═══ AVAILABLE RECORDS

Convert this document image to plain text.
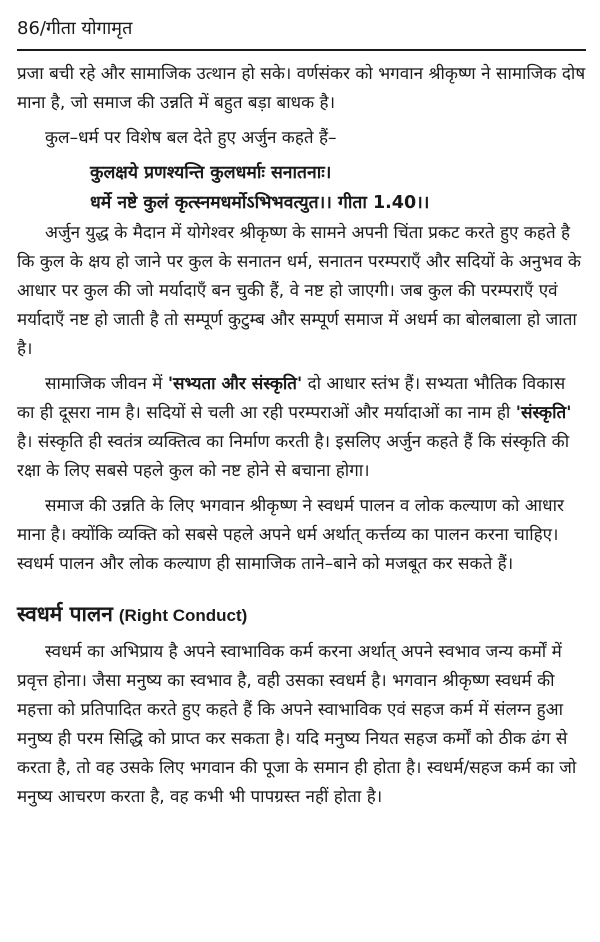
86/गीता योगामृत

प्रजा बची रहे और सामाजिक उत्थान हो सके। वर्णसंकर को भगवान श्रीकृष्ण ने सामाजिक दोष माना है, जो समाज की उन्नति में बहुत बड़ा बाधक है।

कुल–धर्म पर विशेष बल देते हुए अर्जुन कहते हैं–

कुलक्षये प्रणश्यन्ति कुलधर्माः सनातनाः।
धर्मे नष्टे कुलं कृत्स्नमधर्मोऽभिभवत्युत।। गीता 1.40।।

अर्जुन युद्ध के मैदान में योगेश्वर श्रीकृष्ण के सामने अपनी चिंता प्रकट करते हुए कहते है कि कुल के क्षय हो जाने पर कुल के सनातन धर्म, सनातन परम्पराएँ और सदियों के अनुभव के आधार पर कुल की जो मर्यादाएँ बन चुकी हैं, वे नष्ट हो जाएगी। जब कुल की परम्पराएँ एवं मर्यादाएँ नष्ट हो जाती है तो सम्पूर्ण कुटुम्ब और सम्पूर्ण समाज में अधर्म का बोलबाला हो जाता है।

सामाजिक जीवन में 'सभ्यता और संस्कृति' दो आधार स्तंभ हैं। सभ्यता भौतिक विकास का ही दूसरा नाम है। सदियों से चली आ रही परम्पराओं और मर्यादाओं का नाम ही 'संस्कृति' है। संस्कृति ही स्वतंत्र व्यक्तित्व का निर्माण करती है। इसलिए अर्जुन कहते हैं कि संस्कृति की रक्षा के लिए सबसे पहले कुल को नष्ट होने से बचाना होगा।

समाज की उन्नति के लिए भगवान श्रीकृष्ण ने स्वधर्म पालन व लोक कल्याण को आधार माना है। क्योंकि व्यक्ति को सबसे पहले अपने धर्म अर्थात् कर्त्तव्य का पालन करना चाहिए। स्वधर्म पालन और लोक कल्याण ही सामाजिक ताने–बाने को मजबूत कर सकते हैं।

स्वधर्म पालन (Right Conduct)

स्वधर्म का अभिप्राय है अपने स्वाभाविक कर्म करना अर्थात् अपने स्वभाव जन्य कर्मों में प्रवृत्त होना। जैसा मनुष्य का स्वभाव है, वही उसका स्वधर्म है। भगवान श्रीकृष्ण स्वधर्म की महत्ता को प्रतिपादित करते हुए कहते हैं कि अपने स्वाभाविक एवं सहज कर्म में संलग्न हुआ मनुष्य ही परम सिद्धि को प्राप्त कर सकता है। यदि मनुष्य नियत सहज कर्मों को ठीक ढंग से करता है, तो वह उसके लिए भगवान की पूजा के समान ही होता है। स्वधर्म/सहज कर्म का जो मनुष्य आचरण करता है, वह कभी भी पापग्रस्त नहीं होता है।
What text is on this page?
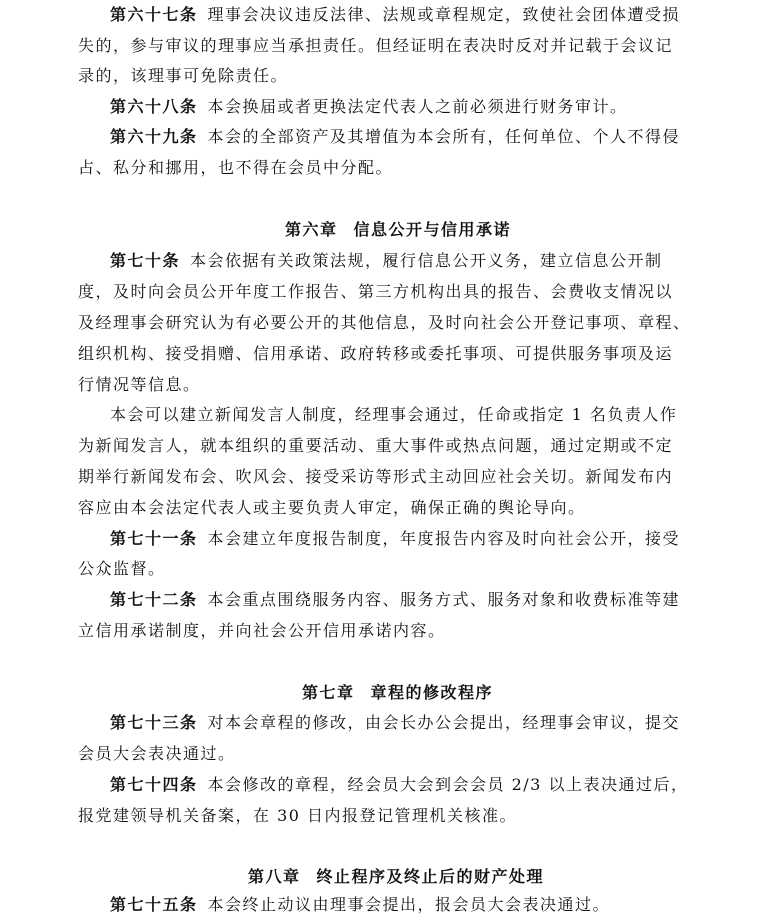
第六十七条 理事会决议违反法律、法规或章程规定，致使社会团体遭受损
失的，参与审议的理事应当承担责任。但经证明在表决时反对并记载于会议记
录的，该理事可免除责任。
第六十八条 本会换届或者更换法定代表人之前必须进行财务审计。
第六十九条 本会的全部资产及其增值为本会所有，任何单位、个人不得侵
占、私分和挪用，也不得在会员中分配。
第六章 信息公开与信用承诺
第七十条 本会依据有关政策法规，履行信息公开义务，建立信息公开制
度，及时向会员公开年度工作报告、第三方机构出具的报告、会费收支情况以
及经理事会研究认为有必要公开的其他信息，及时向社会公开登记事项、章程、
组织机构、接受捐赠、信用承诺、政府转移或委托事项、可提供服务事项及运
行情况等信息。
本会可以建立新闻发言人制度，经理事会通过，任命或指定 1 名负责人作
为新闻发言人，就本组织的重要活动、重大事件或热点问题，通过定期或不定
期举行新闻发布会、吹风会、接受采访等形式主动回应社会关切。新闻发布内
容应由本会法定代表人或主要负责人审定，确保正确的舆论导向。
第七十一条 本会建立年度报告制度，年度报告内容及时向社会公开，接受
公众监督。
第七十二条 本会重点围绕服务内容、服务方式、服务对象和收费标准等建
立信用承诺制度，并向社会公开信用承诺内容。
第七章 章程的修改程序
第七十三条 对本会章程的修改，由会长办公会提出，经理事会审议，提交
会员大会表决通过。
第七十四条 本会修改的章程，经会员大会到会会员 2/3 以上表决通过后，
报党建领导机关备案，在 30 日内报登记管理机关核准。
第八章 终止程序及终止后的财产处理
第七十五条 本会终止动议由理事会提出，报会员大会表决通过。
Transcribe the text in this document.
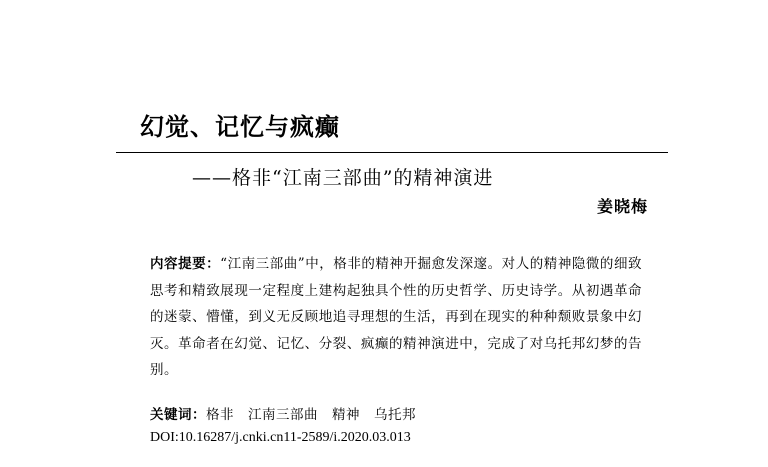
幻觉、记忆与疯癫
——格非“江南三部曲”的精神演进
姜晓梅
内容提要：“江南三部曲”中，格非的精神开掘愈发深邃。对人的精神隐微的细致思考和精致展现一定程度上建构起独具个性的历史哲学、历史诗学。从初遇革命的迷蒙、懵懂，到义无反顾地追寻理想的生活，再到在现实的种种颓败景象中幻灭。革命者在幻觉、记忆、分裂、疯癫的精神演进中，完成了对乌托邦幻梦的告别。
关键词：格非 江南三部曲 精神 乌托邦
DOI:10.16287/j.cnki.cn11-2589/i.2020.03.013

══════
═══ AVAILABLE RECORDS

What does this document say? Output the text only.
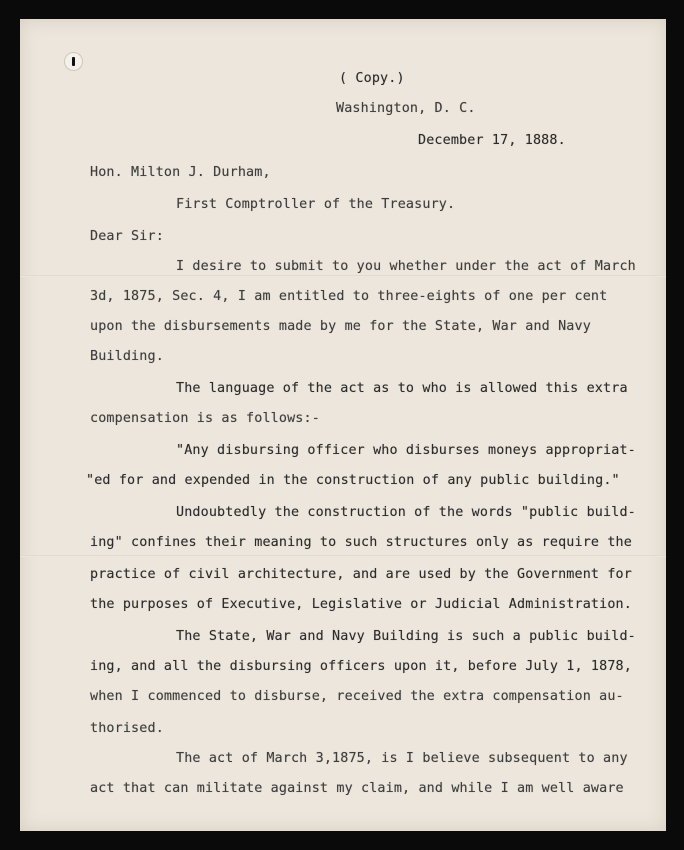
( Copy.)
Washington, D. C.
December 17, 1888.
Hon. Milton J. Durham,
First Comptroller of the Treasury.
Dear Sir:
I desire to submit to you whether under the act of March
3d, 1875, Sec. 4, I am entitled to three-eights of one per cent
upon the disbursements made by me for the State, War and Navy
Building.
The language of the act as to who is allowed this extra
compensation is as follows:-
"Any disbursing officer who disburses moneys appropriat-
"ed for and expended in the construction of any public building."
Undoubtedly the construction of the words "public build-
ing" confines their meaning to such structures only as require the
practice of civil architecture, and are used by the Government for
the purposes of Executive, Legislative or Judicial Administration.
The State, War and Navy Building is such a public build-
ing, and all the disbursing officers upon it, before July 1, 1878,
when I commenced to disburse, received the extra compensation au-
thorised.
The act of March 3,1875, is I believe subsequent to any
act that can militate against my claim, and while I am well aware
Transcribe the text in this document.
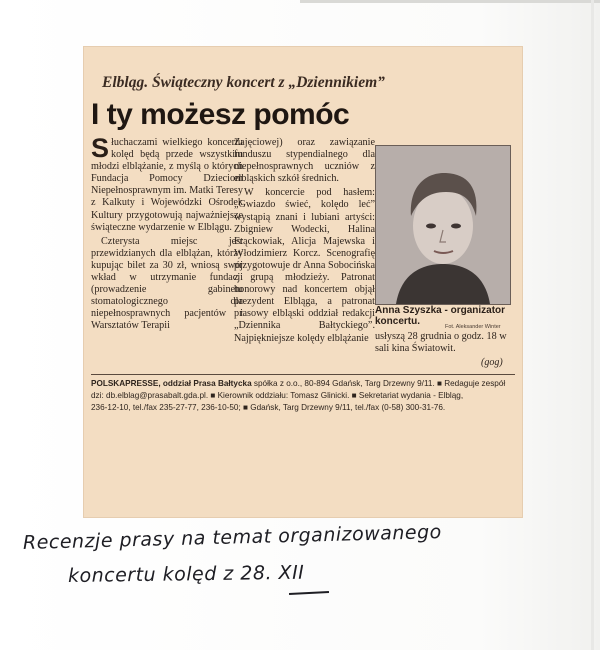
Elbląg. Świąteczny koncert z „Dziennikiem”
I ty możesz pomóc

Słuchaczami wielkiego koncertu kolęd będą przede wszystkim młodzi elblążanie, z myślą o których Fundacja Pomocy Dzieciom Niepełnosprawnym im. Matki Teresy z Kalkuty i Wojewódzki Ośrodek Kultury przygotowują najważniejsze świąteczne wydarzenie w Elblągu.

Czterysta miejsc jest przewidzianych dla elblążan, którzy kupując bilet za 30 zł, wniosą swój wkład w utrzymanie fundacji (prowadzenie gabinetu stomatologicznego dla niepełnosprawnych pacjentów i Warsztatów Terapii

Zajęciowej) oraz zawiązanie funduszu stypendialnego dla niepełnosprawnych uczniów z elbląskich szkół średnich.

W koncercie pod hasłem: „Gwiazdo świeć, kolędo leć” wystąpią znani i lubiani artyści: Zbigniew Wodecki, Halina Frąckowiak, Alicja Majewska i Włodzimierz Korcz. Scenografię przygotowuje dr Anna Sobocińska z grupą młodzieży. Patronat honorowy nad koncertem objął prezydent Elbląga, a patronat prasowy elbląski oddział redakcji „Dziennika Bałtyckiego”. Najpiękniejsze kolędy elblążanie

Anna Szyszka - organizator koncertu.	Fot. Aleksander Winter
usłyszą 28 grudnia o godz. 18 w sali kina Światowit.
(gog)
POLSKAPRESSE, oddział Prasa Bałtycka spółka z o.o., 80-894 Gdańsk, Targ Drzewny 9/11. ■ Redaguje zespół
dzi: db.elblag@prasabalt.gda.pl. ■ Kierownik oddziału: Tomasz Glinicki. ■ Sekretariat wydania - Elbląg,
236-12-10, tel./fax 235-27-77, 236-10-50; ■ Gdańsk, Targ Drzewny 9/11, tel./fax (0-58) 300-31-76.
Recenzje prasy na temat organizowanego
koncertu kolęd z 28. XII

══════
═══ AVAILABLE RECORDS

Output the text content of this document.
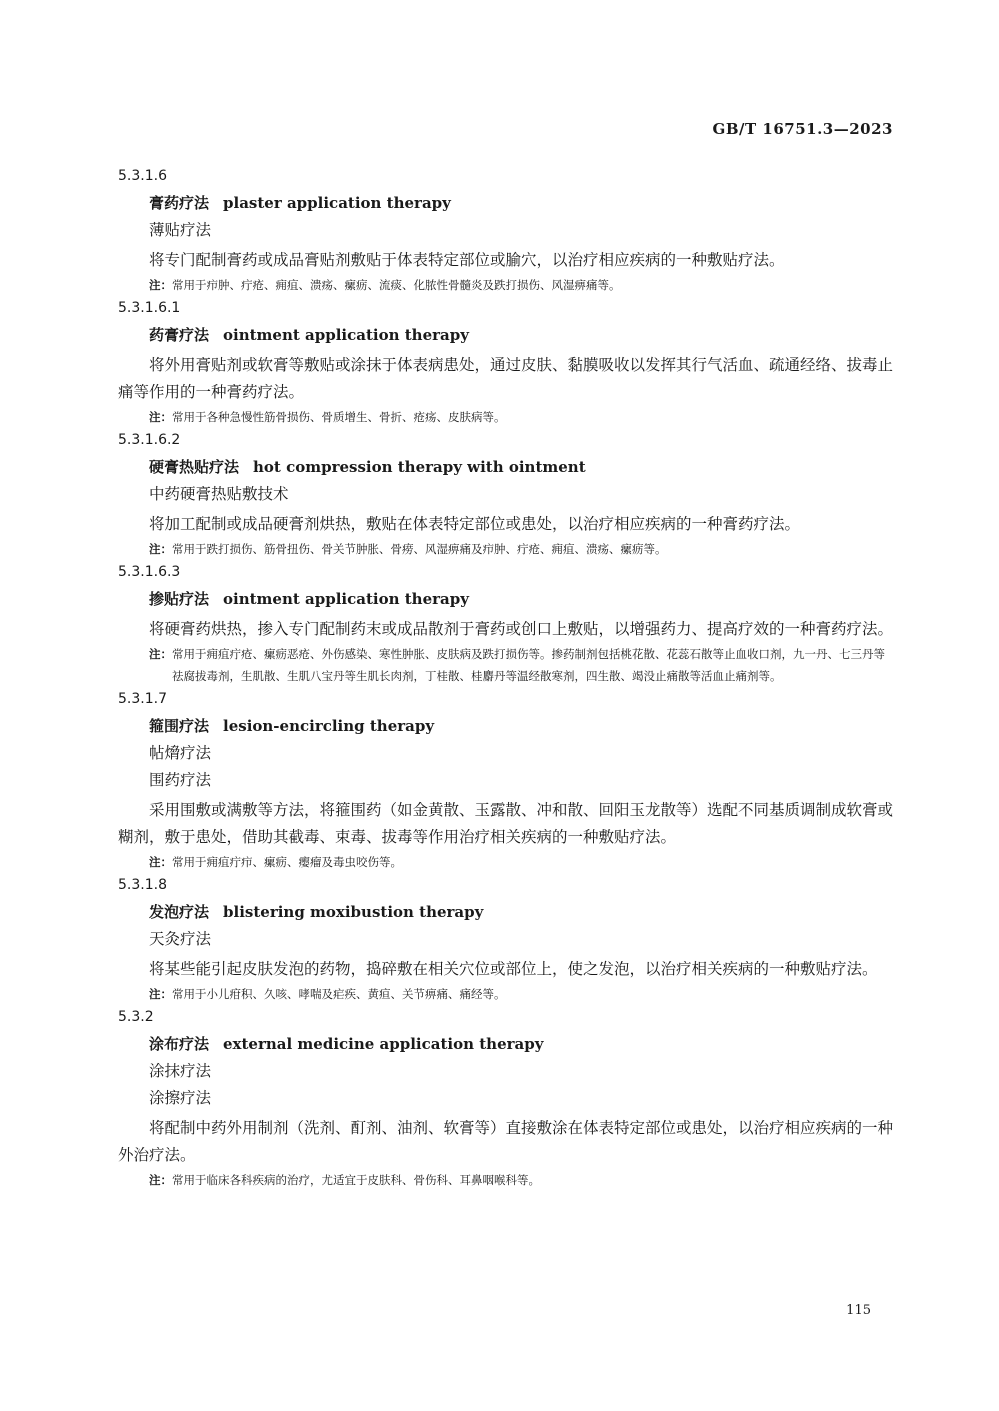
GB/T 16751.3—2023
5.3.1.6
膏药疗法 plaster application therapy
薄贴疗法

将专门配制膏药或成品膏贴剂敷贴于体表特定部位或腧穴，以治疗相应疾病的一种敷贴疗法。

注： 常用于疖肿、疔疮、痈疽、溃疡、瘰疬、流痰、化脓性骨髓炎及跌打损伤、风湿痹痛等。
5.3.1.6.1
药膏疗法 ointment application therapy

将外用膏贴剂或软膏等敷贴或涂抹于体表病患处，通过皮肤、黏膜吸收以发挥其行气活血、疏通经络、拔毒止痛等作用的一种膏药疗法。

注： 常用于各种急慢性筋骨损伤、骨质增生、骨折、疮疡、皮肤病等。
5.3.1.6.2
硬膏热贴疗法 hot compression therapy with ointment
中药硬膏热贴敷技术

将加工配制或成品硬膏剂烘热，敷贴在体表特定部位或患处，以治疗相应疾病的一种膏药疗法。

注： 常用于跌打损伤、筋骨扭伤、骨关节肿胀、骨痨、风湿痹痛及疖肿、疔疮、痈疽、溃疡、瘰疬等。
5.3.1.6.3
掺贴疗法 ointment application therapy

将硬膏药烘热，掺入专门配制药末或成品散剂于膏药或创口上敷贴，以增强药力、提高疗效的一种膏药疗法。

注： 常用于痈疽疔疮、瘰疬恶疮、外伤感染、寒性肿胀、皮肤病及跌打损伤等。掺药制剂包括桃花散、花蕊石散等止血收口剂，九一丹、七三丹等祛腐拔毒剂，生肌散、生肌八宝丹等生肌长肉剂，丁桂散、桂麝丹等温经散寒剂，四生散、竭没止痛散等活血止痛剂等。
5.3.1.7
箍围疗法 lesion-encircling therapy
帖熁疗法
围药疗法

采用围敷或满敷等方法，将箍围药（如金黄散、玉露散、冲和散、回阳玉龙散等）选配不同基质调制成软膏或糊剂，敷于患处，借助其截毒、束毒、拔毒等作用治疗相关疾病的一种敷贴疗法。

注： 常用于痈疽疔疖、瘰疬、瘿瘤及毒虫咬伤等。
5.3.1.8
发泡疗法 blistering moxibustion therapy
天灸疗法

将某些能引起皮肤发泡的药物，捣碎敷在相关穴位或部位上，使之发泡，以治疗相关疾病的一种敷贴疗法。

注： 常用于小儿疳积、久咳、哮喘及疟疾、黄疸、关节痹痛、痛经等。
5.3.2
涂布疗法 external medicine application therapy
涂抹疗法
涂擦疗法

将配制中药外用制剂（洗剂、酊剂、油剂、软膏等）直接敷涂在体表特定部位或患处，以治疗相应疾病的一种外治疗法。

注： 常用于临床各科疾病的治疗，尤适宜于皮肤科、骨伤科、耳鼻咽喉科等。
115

══════

WHAT TO DO - Of the lines in the material, how many include "ointment"? Respond with the number alone.

ANSWER TO THIS PROBLEM - 3